Collected data:
--- Begin ---

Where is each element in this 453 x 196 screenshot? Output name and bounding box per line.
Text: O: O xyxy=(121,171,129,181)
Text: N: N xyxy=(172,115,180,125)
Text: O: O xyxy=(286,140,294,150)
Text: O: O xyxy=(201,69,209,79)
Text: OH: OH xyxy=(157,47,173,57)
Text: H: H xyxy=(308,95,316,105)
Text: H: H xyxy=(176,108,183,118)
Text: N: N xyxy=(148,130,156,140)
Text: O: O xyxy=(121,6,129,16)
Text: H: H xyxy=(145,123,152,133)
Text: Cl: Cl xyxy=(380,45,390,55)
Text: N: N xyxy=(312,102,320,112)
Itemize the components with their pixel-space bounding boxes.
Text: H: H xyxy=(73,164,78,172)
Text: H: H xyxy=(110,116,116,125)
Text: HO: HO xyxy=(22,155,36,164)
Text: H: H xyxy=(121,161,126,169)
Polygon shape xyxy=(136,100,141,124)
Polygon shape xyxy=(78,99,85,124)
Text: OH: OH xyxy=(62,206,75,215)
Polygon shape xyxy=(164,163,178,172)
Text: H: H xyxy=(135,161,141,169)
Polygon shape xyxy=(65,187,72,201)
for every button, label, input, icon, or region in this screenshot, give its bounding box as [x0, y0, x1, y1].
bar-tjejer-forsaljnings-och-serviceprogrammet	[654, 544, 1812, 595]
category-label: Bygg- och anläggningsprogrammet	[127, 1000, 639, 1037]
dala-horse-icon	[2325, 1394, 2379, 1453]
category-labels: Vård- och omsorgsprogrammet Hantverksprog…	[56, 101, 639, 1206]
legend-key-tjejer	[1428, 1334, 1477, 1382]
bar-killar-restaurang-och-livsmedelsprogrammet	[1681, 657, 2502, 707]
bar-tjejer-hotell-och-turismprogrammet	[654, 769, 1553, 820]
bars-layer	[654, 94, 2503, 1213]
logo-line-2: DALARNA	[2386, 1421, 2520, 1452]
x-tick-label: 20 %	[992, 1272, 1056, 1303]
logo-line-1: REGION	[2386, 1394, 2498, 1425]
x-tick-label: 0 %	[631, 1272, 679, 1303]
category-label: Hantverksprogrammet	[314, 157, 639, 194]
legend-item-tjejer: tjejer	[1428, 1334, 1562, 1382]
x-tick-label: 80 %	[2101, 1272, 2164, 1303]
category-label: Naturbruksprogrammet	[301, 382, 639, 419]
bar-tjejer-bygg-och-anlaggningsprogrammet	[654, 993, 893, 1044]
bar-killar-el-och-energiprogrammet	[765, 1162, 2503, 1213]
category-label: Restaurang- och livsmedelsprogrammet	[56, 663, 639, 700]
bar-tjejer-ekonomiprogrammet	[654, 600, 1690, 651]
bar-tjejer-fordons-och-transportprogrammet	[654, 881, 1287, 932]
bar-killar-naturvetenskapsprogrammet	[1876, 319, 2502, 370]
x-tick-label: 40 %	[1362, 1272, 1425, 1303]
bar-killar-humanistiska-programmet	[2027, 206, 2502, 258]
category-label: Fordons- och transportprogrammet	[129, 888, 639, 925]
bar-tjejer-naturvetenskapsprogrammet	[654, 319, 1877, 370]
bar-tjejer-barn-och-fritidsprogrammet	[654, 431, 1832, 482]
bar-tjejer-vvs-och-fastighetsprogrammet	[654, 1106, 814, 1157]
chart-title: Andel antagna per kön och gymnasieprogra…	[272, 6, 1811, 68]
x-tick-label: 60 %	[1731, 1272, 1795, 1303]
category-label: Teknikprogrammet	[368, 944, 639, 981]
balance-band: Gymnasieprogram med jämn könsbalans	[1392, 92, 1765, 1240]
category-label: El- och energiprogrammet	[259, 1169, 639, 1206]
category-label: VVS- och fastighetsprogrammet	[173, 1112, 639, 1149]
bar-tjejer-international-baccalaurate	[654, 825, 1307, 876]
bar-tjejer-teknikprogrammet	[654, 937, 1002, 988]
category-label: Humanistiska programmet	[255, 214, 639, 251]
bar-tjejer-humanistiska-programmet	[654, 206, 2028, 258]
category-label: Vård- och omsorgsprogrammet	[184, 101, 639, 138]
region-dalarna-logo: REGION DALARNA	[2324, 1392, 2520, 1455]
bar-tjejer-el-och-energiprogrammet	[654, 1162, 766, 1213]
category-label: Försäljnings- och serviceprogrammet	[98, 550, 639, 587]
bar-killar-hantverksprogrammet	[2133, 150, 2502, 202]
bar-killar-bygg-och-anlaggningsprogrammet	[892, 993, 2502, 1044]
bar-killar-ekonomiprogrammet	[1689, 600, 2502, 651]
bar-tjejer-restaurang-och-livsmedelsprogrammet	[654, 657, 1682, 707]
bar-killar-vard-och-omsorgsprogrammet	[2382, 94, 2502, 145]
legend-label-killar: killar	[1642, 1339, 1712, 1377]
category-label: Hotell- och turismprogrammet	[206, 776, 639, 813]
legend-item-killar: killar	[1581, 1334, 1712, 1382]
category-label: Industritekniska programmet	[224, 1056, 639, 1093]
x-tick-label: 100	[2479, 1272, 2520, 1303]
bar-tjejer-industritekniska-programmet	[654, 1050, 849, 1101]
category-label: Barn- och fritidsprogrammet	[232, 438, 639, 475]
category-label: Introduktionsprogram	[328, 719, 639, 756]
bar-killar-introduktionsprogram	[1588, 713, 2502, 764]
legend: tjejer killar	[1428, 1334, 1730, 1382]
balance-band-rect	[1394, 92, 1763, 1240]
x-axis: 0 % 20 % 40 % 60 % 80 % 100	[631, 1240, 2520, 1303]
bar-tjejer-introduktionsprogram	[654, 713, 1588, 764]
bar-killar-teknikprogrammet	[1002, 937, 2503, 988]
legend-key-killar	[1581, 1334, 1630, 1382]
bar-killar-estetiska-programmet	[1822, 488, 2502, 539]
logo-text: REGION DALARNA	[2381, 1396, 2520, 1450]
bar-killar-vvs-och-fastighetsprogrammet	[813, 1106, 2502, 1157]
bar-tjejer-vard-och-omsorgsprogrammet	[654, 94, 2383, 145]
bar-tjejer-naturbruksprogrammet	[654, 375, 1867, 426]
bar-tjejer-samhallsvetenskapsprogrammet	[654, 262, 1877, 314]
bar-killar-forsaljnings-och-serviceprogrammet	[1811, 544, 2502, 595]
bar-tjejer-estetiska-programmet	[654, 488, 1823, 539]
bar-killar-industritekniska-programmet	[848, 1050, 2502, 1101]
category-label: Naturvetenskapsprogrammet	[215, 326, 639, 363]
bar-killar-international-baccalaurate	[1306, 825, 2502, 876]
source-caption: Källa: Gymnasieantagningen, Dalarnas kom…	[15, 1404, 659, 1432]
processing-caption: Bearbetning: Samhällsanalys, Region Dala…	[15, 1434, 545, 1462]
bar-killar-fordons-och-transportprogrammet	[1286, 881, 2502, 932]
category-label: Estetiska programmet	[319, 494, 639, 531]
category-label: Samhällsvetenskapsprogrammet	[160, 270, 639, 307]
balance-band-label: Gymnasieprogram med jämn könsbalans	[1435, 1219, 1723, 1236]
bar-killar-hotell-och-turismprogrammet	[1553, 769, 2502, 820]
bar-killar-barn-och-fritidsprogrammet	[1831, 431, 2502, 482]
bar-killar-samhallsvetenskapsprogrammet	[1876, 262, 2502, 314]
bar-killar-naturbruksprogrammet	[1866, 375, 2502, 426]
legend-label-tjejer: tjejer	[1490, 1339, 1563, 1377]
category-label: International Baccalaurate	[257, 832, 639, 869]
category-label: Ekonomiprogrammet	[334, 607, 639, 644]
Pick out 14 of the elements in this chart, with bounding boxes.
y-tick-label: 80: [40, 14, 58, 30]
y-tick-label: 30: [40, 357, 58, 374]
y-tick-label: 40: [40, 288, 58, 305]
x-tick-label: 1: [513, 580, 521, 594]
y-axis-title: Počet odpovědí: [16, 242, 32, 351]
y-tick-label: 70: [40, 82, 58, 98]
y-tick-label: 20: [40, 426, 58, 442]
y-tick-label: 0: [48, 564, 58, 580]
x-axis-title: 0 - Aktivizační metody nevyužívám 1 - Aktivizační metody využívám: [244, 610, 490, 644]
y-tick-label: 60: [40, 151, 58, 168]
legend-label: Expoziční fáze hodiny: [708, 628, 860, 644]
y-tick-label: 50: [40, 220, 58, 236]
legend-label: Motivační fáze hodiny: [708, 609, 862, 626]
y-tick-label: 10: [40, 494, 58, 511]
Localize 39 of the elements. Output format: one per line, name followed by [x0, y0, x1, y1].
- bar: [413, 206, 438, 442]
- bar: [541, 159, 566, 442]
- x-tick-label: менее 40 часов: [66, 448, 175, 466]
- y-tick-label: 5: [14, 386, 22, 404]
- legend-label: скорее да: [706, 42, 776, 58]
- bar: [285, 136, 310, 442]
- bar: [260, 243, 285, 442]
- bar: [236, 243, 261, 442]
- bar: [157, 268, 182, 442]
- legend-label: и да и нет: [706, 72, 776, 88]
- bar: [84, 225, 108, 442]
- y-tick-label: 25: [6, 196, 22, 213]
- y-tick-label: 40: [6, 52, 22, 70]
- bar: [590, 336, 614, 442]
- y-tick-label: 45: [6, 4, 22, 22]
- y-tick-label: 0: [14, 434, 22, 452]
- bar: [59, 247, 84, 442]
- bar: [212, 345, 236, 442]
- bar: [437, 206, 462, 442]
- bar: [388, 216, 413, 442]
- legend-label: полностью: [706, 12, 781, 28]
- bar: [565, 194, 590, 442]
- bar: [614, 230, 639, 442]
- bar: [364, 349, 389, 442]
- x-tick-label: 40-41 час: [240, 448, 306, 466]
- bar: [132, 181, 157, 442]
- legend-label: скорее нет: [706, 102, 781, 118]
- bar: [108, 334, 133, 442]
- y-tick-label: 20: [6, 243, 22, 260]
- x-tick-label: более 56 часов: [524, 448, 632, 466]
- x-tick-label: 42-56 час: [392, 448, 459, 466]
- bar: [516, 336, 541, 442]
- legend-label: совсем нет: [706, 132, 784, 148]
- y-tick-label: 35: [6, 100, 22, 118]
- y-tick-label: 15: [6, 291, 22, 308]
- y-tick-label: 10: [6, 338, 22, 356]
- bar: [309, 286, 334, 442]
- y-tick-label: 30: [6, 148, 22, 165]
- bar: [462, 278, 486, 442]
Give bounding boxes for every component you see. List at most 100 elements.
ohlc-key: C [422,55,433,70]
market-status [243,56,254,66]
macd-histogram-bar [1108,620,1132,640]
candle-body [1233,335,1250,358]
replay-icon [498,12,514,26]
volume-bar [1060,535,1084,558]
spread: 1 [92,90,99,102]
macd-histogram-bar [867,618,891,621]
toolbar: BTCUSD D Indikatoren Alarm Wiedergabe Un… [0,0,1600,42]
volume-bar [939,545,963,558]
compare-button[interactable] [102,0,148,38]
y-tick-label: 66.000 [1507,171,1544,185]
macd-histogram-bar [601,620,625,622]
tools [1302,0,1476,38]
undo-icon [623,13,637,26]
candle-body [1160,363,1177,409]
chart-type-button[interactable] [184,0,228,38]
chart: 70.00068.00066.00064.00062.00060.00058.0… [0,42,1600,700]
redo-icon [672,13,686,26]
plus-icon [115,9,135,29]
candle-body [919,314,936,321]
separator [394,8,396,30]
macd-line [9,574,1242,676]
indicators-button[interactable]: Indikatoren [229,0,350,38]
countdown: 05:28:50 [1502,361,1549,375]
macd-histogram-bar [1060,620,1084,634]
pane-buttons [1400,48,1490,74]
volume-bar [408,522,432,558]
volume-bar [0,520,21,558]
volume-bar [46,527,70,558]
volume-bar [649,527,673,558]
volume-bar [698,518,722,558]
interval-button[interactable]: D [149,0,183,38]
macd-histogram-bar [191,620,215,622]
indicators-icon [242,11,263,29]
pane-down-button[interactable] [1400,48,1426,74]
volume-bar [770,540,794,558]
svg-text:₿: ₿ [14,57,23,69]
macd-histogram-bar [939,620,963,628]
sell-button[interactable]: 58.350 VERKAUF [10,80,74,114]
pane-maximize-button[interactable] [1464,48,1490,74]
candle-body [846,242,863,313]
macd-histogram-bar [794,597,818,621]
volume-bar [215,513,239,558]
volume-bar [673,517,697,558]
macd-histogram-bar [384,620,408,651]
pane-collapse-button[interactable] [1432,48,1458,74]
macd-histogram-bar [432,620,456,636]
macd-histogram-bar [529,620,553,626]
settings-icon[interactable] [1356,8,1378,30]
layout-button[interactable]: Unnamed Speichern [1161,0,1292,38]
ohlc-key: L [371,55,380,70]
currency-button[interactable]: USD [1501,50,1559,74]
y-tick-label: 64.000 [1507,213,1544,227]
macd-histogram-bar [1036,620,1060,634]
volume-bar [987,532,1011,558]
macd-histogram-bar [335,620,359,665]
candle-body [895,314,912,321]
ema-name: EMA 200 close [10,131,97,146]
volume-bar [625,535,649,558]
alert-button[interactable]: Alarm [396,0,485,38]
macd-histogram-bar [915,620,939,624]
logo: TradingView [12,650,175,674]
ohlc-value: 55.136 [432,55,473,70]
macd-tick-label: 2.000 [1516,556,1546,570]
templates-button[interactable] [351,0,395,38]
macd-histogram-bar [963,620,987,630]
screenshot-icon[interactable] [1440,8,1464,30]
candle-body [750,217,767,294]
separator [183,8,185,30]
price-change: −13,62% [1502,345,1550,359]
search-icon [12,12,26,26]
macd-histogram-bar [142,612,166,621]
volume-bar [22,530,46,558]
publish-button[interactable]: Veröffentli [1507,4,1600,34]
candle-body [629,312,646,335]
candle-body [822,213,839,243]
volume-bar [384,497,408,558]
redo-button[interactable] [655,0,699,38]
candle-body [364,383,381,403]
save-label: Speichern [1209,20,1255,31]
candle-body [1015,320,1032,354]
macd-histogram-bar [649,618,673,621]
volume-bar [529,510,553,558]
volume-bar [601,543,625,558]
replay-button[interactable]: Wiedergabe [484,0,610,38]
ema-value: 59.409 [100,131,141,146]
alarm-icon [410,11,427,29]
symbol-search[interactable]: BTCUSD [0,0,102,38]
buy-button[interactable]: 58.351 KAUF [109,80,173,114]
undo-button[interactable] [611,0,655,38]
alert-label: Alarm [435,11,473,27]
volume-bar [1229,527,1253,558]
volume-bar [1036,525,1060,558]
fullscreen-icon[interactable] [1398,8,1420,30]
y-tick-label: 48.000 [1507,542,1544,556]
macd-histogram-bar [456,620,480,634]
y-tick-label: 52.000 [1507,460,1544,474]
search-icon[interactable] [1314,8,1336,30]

--- End ---

• [Instruction]:
Please count the lines in the records above that contain the string "hodiny", and give only the number.

• [The reply]:
2